- EXERCISE TASK
Quote all of the data exactly as given. Skip every picture it contains.

- EXERCISE INPUT
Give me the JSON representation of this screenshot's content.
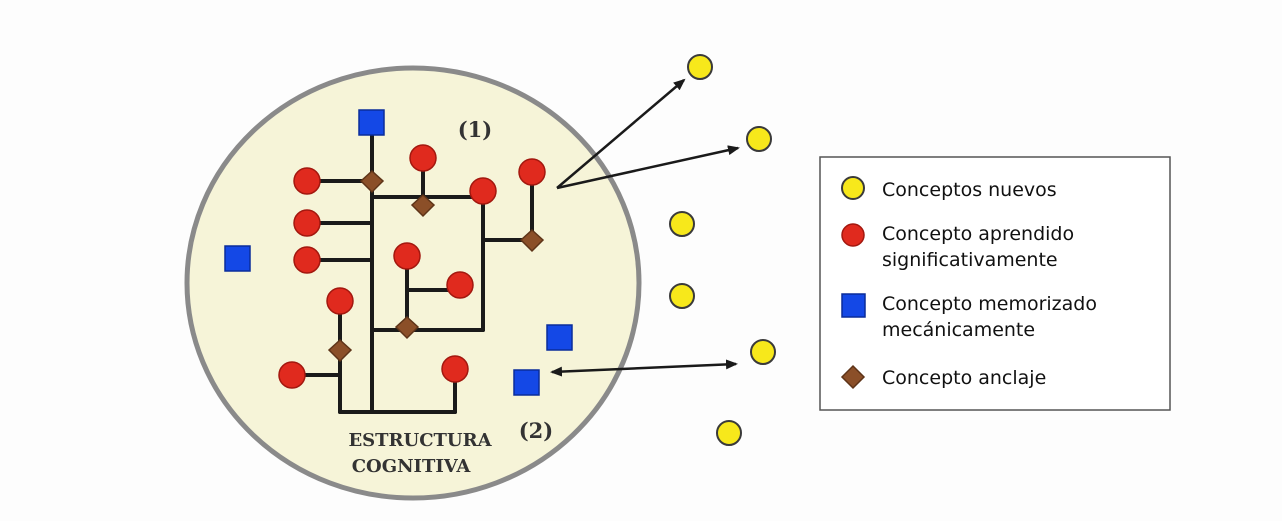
{
  "diagram": {
    "circle_label_line1": "ESTRUCTURA",
    "circle_label_line2": "COGNITIVA",
    "marker_1": "(1)",
    "marker_2": "(2)"
  },
  "legend": {
    "items": [
      {
        "shape": "yellow-circle",
        "label_line1": "Conceptos nuevos",
        "label_line2": ""
      },
      {
        "shape": "red-circle",
        "label_line1": "Concepto aprendido",
        "label_line2": "significativamente"
      },
      {
        "shape": "blue-square",
        "label_line1": "Concepto memorizado",
        "label_line2": "mecánicamente"
      },
      {
        "shape": "brown-diamond",
        "label_line1": "Concepto anclaje",
        "label_line2": ""
      }
    ]
  },
  "colors": {
    "background": "#fdfdfd",
    "circle_fill": "#f6f4d8",
    "circle_stroke": "#8a8a8a",
    "new_concept": "#f7e81b",
    "learned_concept": "#e02a1e",
    "memorized_concept": "#1448e6",
    "anchor_concept": "#8b4f28",
    "line": "#1a1a1a"
  }
}
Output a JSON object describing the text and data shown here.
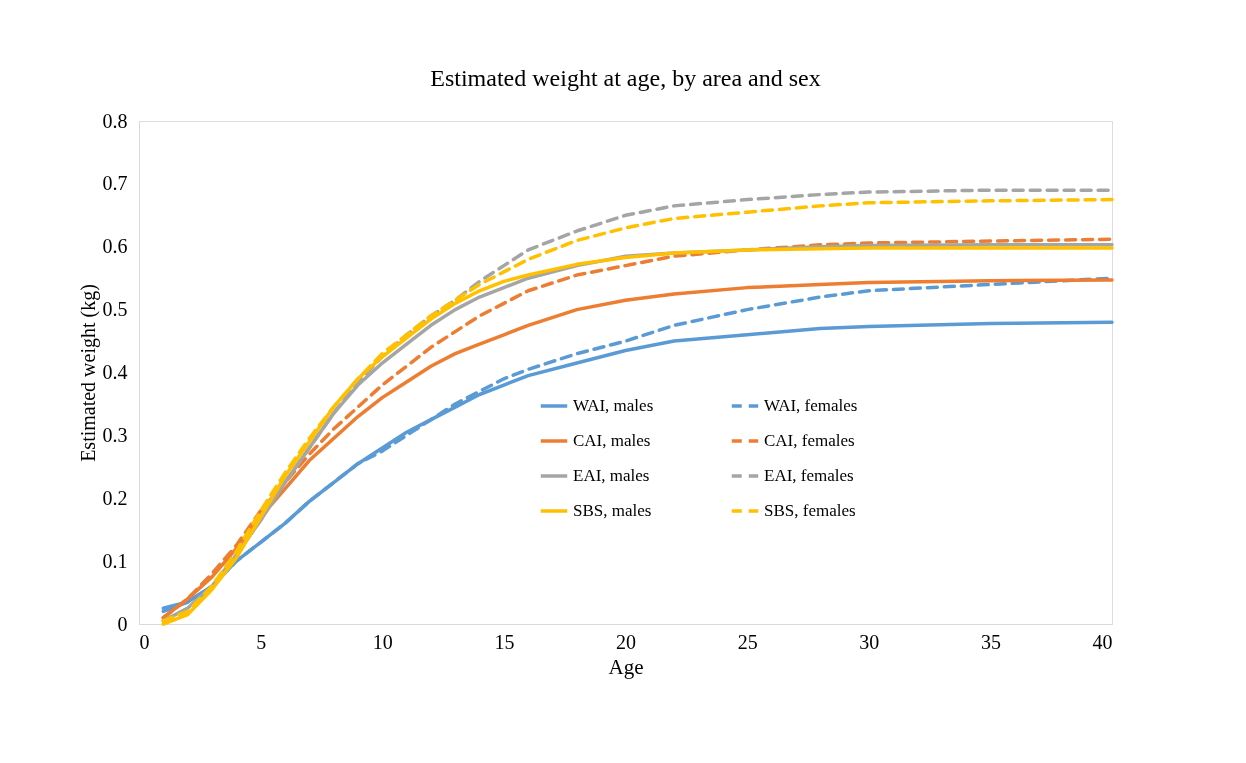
{
  "chart_data": {
    "type": "line",
    "title": "Estimated weight at age, by area and sex",
    "xlabel": "Age",
    "ylabel": "Estimated  weight  (kg)",
    "x": [
      1,
      2,
      3,
      4,
      5,
      6,
      7,
      8,
      9,
      10,
      11,
      12,
      13,
      14,
      15,
      16,
      18,
      20,
      22,
      25,
      28,
      30,
      35,
      40
    ],
    "xlim": [
      0,
      40
    ],
    "xticks": [
      0,
      5,
      10,
      15,
      20,
      25,
      30,
      35,
      40
    ],
    "ylim": [
      0,
      0.8
    ],
    "yticks": [
      0,
      0.1,
      0.2,
      0.3,
      0.4,
      0.5,
      0.6,
      0.7,
      0.8
    ],
    "grid": false,
    "legend": "bottom right",
    "marker": "none",
    "series": [
      {
        "name": "WAI, males",
        "color": "#5b9bd5",
        "line_style": "solid",
        "values": [
          0.025,
          0.035,
          0.06,
          0.1,
          0.13,
          0.16,
          0.195,
          0.225,
          0.255,
          0.28,
          0.305,
          0.325,
          0.345,
          0.365,
          0.38,
          0.395,
          0.415,
          0.435,
          0.45,
          0.46,
          0.47,
          0.473,
          0.478,
          0.48
        ]
      },
      {
        "name": "WAI, females",
        "color": "#5b9bd5",
        "line_style": "dashed",
        "values": [
          0.02,
          0.035,
          0.06,
          0.1,
          0.13,
          0.16,
          0.195,
          0.225,
          0.255,
          0.275,
          0.3,
          0.325,
          0.35,
          0.37,
          0.39,
          0.405,
          0.43,
          0.45,
          0.475,
          0.5,
          0.52,
          0.53,
          0.54,
          0.55
        ]
      },
      {
        "name": "CAI, males",
        "color": "#ed7d31",
        "line_style": "solid",
        "values": [
          0.01,
          0.04,
          0.075,
          0.12,
          0.17,
          0.215,
          0.26,
          0.295,
          0.33,
          0.36,
          0.385,
          0.41,
          0.43,
          0.445,
          0.46,
          0.475,
          0.5,
          0.515,
          0.525,
          0.535,
          0.54,
          0.543,
          0.546,
          0.547
        ]
      },
      {
        "name": "CAI, females",
        "color": "#ed7d31",
        "line_style": "dashed",
        "values": [
          0.01,
          0.04,
          0.08,
          0.125,
          0.18,
          0.225,
          0.27,
          0.31,
          0.345,
          0.38,
          0.41,
          0.44,
          0.465,
          0.49,
          0.51,
          0.53,
          0.555,
          0.57,
          0.585,
          0.595,
          0.603,
          0.606,
          0.609,
          0.612
        ]
      },
      {
        "name": "EAI, males",
        "color": "#a5a5a5",
        "line_style": "solid",
        "values": [
          0.005,
          0.025,
          0.06,
          0.11,
          0.165,
          0.225,
          0.28,
          0.335,
          0.38,
          0.415,
          0.445,
          0.475,
          0.5,
          0.52,
          0.535,
          0.55,
          0.57,
          0.585,
          0.59,
          0.595,
          0.6,
          0.602,
          0.603,
          0.603
        ]
      },
      {
        "name": "EAI, females",
        "color": "#a5a5a5",
        "line_style": "dashed",
        "values": [
          0.005,
          0.025,
          0.06,
          0.11,
          0.165,
          0.225,
          0.28,
          0.335,
          0.385,
          0.425,
          0.46,
          0.49,
          0.515,
          0.545,
          0.57,
          0.595,
          0.625,
          0.65,
          0.665,
          0.675,
          0.683,
          0.687,
          0.69,
          0.69
        ]
      },
      {
        "name": "SBS, males",
        "color": "#ffc000",
        "line_style": "solid",
        "values": [
          0.0,
          0.015,
          0.055,
          0.105,
          0.17,
          0.235,
          0.29,
          0.345,
          0.39,
          0.425,
          0.455,
          0.485,
          0.51,
          0.53,
          0.545,
          0.555,
          0.572,
          0.583,
          0.59,
          0.595,
          0.597,
          0.598,
          0.598,
          0.598
        ]
      },
      {
        "name": "SBS, females",
        "color": "#ffc000",
        "line_style": "dashed",
        "values": [
          0.005,
          0.02,
          0.06,
          0.115,
          0.18,
          0.24,
          0.295,
          0.345,
          0.39,
          0.43,
          0.46,
          0.49,
          0.515,
          0.54,
          0.56,
          0.58,
          0.61,
          0.63,
          0.645,
          0.655,
          0.665,
          0.67,
          0.673,
          0.675
        ]
      }
    ]
  }
}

- RESULT BELOW
Give me the JSON representation of this screenshot's content.
{
  "diagram": {
    "circle_label_line1": "ESTRUCTURA",
    "circle_label_line2": "COGNITIVA",
    "marker_1": "(1)",
    "marker_2": "(2)"
  },
  "legend": {
    "items": [
      {
        "shape": "yellow-circle",
        "label_line1": "Conceptos nuevos",
        "label_line2": ""
      },
      {
        "shape": "red-circle",
        "label_line1": "Concepto aprendido",
        "label_line2": "significativamente"
      },
      {
        "shape": "blue-square",
        "label_line1": "Concepto memorizado",
        "label_line2": "mecánicamente"
      },
      {
        "shape": "brown-diamond",
        "label_line1": "Concepto anclaje",
        "label_line2": ""
      }
    ]
  },
  "colors": {
    "background": "#fdfdfd",
    "circle_fill": "#f6f4d8",
    "circle_stroke": "#8a8a8a",
    "new_concept": "#f7e81b",
    "learned_concept": "#e02a1e",
    "memorized_concept": "#1448e6",
    "anchor_concept": "#8b4f28",
    "line": "#1a1a1a"
  }
}
Output a JSON object describing the text and data shown here.
{
  "chart_data": {
    "type": "line",
    "title": "Estimated weight at age, by area and sex",
    "xlabel": "Age",
    "ylabel": "Estimated  weight  (kg)",
    "x": [
      1,
      2,
      3,
      4,
      5,
      6,
      7,
      8,
      9,
      10,
      11,
      12,
      13,
      14,
      15,
      16,
      18,
      20,
      22,
      25,
      28,
      30,
      35,
      40
    ],
    "xlim": [
      0,
      40
    ],
    "xticks": [
      0,
      5,
      10,
      15,
      20,
      25,
      30,
      35,
      40
    ],
    "ylim": [
      0,
      0.8
    ],
    "yticks": [
      0,
      0.1,
      0.2,
      0.3,
      0.4,
      0.5,
      0.6,
      0.7,
      0.8
    ],
    "grid": false,
    "legend": "bottom right",
    "marker": "none",
    "series": [
      {
        "name": "WAI, males",
        "color": "#5b9bd5",
        "line_style": "solid",
        "values": [
          0.025,
          0.035,
          0.06,
          0.1,
          0.13,
          0.16,
          0.195,
          0.225,
          0.255,
          0.28,
          0.305,
          0.325,
          0.345,
          0.365,
          0.38,
          0.395,
          0.415,
          0.435,
          0.45,
          0.46,
          0.47,
          0.473,
          0.478,
          0.48
        ]
      },
      {
        "name": "WAI, females",
        "color": "#5b9bd5",
        "line_style": "dashed",
        "values": [
          0.02,
          0.035,
          0.06,
          0.1,
          0.13,
          0.16,
          0.195,
          0.225,
          0.255,
          0.275,
          0.3,
          0.325,
          0.35,
          0.37,
          0.39,
          0.405,
          0.43,
          0.45,
          0.475,
          0.5,
          0.52,
          0.53,
          0.54,
          0.55
        ]
      },
      {
        "name": "CAI, males",
        "color": "#ed7d31",
        "line_style": "solid",
        "values": [
          0.01,
          0.04,
          0.075,
          0.12,
          0.17,
          0.215,
          0.26,
          0.295,
          0.33,
          0.36,
          0.385,
          0.41,
          0.43,
          0.445,
          0.46,
          0.475,
          0.5,
          0.515,
          0.525,
          0.535,
          0.54,
          0.543,
          0.546,
          0.547
        ]
      },
      {
        "name": "CAI, females",
        "color": "#ed7d31",
        "line_style": "dashed",
        "values": [
          0.01,
          0.04,
          0.08,
          0.125,
          0.18,
          0.225,
          0.27,
          0.31,
          0.345,
          0.38,
          0.41,
          0.44,
          0.465,
          0.49,
          0.51,
          0.53,
          0.555,
          0.57,
          0.585,
          0.595,
          0.603,
          0.606,
          0.609,
          0.612
        ]
      },
      {
        "name": "EAI, males",
        "color": "#a5a5a5",
        "line_style": "solid",
        "values": [
          0.005,
          0.025,
          0.06,
          0.11,
          0.165,
          0.225,
          0.28,
          0.335,
          0.38,
          0.415,
          0.445,
          0.475,
          0.5,
          0.52,
          0.535,
          0.55,
          0.57,
          0.585,
          0.59,
          0.595,
          0.6,
          0.602,
          0.603,
          0.603
        ]
      },
      {
        "name": "EAI, females",
        "color": "#a5a5a5",
        "line_style": "dashed",
        "values": [
          0.005,
          0.025,
          0.06,
          0.11,
          0.165,
          0.225,
          0.28,
          0.335,
          0.385,
          0.425,
          0.46,
          0.49,
          0.515,
          0.545,
          0.57,
          0.595,
          0.625,
          0.65,
          0.665,
          0.675,
          0.683,
          0.687,
          0.69,
          0.69
        ]
      },
      {
        "name": "SBS, males",
        "color": "#ffc000",
        "line_style": "solid",
        "values": [
          0.0,
          0.015,
          0.055,
          0.105,
          0.17,
          0.235,
          0.29,
          0.345,
          0.39,
          0.425,
          0.455,
          0.485,
          0.51,
          0.53,
          0.545,
          0.555,
          0.572,
          0.583,
          0.59,
          0.595,
          0.597,
          0.598,
          0.598,
          0.598
        ]
      },
      {
        "name": "SBS, females",
        "color": "#ffc000",
        "line_style": "dashed",
        "values": [
          0.005,
          0.02,
          0.06,
          0.115,
          0.18,
          0.24,
          0.295,
          0.345,
          0.39,
          0.43,
          0.46,
          0.49,
          0.515,
          0.54,
          0.56,
          0.58,
          0.61,
          0.63,
          0.645,
          0.655,
          0.665,
          0.67,
          0.673,
          0.675
        ]
      }
    ]
  }
}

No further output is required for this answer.